DO THIS
Retype everything in the listing, leaving each line exactly as it is.

▽

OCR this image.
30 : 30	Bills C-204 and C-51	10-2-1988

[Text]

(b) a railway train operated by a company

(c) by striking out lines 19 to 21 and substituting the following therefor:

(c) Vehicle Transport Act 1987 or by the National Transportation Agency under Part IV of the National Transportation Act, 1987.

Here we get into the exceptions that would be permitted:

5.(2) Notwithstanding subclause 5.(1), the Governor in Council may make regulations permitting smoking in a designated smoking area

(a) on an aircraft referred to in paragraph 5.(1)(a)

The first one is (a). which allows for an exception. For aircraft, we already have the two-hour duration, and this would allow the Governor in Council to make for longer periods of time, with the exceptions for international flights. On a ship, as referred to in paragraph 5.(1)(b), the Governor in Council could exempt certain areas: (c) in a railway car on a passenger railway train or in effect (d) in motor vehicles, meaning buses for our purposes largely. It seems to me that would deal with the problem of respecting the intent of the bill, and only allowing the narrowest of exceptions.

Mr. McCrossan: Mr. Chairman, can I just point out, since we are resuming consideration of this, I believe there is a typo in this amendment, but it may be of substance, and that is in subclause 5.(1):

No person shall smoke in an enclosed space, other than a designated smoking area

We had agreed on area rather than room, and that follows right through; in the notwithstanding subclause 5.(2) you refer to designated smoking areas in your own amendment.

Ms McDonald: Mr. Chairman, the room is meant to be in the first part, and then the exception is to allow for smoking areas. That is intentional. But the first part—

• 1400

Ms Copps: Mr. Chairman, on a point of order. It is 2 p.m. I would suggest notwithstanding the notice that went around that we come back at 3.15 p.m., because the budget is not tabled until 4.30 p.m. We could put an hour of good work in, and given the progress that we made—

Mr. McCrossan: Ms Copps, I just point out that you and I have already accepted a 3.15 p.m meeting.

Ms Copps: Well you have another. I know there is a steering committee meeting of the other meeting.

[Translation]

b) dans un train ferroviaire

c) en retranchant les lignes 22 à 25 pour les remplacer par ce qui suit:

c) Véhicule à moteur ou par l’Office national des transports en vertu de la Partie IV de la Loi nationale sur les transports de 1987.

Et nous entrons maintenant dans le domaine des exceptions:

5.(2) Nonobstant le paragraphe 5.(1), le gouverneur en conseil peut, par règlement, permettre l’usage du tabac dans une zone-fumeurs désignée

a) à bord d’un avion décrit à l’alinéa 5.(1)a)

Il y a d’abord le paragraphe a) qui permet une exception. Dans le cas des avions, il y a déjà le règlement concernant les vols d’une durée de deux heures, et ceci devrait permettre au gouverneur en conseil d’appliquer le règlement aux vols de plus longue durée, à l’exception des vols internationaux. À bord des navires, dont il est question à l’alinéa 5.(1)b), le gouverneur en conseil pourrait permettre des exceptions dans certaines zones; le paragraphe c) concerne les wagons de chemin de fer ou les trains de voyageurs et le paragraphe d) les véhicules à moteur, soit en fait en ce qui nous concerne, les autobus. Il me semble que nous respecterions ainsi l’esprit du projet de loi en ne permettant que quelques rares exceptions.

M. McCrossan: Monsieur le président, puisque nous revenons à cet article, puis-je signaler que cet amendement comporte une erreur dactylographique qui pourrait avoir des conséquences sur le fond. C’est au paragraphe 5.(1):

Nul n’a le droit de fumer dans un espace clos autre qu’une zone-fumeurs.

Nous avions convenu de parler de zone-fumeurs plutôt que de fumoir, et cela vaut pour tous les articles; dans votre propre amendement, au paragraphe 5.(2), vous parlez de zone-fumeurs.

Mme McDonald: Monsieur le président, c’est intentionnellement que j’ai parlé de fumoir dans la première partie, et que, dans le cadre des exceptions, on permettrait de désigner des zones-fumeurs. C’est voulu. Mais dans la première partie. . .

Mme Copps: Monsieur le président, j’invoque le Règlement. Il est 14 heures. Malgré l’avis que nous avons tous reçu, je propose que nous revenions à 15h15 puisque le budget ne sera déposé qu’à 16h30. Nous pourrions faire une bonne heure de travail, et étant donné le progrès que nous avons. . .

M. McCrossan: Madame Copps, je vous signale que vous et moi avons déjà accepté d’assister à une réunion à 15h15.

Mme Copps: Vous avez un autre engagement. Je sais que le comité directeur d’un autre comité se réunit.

△

SOLUTION TO THIS TASK
OCR this image.
30 : 30	Bills C-204 and C-51	10-2-1988

[Text]

(b) a railway train operated by a company

(c) by striking out lines 19 to 21 and substituting the following therefor:

(c) Vehicle Transport Act 1987 or by the National Transportation Agency under Part IV of the National Transportation Act, 1987.

Here we get into the exceptions that would be permitted:

5.(2) Notwithstanding subclause 5.(1), the Governor in Council may make regulations permitting smoking in a designated smoking area

(a) on an aircraft referred to in paragraph 5.(1)(a)

The first one is (a). which allows for an exception. For aircraft, we already have the two-hour duration, and this would allow the Governor in Council to make for longer periods of time, with the exceptions for international flights. On a ship, as referred to in paragraph 5.(1)(b), the Governor in Council could exempt certain areas: (c) in a railway car on a passenger railway train or in effect (d) in motor vehicles, meaning buses for our purposes largely. It seems to me that would deal with the problem of respecting the intent of the bill, and only allowing the narrowest of exceptions.

Mr. McCrossan: Mr. Chairman, can I just point out, since we are resuming consideration of this, I believe there is a typo in this amendment, but it may be of substance, and that is in subclause 5.(1):

No person shall smoke in an enclosed space, other than a designated smoking area

We had agreed on area rather than room, and that follows right through; in the notwithstanding subclause 5.(2) you refer to designated smoking areas in your own amendment.

Ms McDonald: Mr. Chairman, the room is meant to be in the first part, and then the exception is to allow for smoking areas. That is intentional. But the first part—

• 1400

Ms Copps: Mr. Chairman, on a point of order. It is 2 p.m. I would suggest notwithstanding the notice that went around that we come back at 3.15 p.m., because the budget is not tabled until 4.30 p.m. We could put an hour of good work in, and given the progress that we made—

Mr. McCrossan: Ms Copps, I just point out that you and I have already accepted a 3.15 p.m meeting.

Ms Copps: Well you have another. I know there is a steering committee meeting of the other meeting.

[Translation]

b) dans un train ferroviaire

c) en retranchant les lignes 22 à 25 pour les remplacer par ce qui suit:

c) Véhicule à moteur ou par l’Office national des transports en vertu de la Partie IV de la Loi nationale sur les transports de 1987.

Et nous entrons maintenant dans le domaine des exceptions:

5.(2) Nonobstant le paragraphe 5.(1), le gouverneur en conseil peut, par règlement, permettre l’usage du tabac dans une zone-fumeurs désignée

a) à bord d’un avion décrit à l’alinéa 5.(1)a)

Il y a d’abord le paragraphe a) qui permet une exception. Dans le cas des avions, il y a déjà le règlement concernant les vols d’une durée de deux heures, et ceci devrait permettre au gouverneur en conseil d’appliquer le règlement aux vols de plus longue durée, à l’exception des vols internationaux. À bord des navires, dont il est question à l’alinéa 5.(1)b), le gouverneur en conseil pourrait permettre des exceptions dans certaines zones; le paragraphe c) concerne les wagons de chemin de fer ou les trains de voyageurs et le paragraphe d) les véhicules à moteur, soit en fait en ce qui nous concerne, les autobus. Il me semble que nous respecterions ainsi l’esprit du projet de loi en ne permettant que quelques rares exceptions.

M. McCrossan: Monsieur le président, puisque nous revenons à cet article, puis-je signaler que cet amendement comporte une erreur dactylographique qui pourrait avoir des conséquences sur le fond. C’est au paragraphe 5.(1):

Nul n’a le droit de fumer dans un espace clos autre qu’une zone-fumeurs.

Nous avions convenu de parler de zone-fumeurs plutôt que de fumoir, et cela vaut pour tous les articles; dans votre propre amendement, au paragraphe 5.(2), vous parlez de zone-fumeurs.

Mme McDonald: Monsieur le président, c’est intentionnellement que j’ai parlé de fumoir dans la première partie, et que, dans le cadre des exceptions, on permettrait de désigner des zones-fumeurs. C’est voulu. Mais dans la première partie. . .

Mme Copps: Monsieur le président, j’invoque le Règlement. Il est 14 heures. Malgré l’avis que nous avons tous reçu, je propose que nous revenions à 15h15 puisque le budget ne sera déposé qu’à 16h30. Nous pourrions faire une bonne heure de travail, et étant donné le progrès que nous avons. . .

M. McCrossan: Madame Copps, je vous signale que vous et moi avons déjà accepté d’assister à une réunion à 15h15.

Mme Copps: Vous avez un autre engagement. Je sais que le comité directeur d’un autre comité se réunit.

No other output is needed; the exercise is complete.